-- Start of MATERIAL PROVIDED --

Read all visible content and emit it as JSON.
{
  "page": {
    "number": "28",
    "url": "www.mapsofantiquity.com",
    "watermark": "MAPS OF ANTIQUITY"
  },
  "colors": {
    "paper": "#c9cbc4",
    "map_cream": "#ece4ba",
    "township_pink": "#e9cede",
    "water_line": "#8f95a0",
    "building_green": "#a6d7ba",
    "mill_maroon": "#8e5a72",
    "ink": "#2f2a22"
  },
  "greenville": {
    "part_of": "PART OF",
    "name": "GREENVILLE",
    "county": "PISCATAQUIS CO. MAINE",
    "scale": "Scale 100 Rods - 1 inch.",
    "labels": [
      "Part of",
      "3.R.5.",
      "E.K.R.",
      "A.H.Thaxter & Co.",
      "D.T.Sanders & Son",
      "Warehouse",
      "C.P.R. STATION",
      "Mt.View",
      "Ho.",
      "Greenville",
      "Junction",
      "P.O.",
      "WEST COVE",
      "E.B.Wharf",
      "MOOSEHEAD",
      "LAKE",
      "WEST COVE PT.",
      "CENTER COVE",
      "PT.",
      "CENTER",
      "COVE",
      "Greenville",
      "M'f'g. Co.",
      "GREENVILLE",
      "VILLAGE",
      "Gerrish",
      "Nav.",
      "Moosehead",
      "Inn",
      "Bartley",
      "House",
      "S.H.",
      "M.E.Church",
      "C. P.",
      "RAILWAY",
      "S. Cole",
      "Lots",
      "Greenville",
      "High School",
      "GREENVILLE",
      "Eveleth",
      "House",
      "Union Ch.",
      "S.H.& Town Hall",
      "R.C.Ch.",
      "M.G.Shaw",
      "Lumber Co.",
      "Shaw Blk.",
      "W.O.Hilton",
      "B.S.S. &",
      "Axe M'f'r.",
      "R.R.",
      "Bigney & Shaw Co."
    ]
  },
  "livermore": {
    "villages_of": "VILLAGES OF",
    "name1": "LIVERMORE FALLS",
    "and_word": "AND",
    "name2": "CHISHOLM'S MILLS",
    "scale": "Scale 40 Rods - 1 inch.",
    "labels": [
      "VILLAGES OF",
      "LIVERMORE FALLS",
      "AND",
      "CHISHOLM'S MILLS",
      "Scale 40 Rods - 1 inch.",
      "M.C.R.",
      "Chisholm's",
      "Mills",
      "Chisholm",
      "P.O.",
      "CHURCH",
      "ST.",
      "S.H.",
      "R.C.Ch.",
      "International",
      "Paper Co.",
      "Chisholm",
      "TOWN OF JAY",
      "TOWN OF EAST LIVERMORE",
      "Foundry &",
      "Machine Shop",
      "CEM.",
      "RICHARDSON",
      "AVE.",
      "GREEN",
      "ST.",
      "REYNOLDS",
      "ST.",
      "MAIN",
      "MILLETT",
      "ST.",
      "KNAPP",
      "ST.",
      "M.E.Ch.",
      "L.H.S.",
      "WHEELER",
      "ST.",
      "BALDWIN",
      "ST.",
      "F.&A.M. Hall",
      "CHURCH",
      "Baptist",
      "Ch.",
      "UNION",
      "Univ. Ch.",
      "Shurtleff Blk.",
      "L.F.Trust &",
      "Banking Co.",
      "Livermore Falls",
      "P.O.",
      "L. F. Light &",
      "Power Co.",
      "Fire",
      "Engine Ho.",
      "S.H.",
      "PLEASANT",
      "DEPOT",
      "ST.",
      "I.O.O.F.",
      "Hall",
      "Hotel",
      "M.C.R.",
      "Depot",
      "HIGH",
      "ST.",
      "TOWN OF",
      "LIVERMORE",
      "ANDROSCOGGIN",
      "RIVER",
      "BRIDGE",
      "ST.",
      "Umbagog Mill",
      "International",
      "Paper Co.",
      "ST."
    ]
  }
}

-- End of MATERIAL PROVIDED --

## YOUR OBJECTIVE
Search the entries for the word "Scale", then gather every line that has it.

## EXPECTED ANSWER
    "scale": "Scale 100 Rods - 1 inch.",
    "scale": "Scale 40 Rods - 1 inch.",
      "Scale 40 Rods - 1 inch.",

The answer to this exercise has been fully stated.